[start Supplied records]
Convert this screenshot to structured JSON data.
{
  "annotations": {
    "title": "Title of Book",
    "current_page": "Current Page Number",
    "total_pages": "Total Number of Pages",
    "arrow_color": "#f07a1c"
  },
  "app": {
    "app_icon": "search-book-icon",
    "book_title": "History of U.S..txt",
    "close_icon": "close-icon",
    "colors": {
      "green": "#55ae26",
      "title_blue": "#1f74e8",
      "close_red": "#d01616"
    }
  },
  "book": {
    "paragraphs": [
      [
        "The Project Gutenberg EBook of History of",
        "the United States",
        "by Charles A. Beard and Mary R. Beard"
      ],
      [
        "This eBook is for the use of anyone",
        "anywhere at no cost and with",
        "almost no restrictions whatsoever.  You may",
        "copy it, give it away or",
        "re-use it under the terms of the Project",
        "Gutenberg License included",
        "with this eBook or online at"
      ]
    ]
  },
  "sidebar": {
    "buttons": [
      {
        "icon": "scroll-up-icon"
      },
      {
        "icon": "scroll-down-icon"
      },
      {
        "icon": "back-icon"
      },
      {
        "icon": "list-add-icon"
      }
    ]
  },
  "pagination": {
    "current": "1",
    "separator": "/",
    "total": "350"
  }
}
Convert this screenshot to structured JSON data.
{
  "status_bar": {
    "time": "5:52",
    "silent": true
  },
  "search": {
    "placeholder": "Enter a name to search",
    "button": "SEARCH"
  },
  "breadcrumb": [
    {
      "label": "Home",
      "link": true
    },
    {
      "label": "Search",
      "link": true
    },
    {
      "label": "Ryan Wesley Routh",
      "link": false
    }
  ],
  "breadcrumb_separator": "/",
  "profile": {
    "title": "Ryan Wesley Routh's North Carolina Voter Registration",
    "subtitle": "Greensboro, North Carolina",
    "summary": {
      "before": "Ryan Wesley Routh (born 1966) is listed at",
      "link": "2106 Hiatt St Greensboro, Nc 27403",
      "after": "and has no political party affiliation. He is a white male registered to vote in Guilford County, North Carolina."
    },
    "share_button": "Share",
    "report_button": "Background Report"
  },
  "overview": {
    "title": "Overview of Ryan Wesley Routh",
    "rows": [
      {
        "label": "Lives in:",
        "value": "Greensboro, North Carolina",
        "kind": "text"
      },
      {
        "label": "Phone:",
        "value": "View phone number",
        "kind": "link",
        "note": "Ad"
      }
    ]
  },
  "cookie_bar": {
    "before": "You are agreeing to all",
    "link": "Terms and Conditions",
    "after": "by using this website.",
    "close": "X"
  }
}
[end Supplied records]
# The exercise:
The answer is the number of lines in the preceding material that hold "Wesley"; write that number and nothing else.

# Solution to this exercise:
4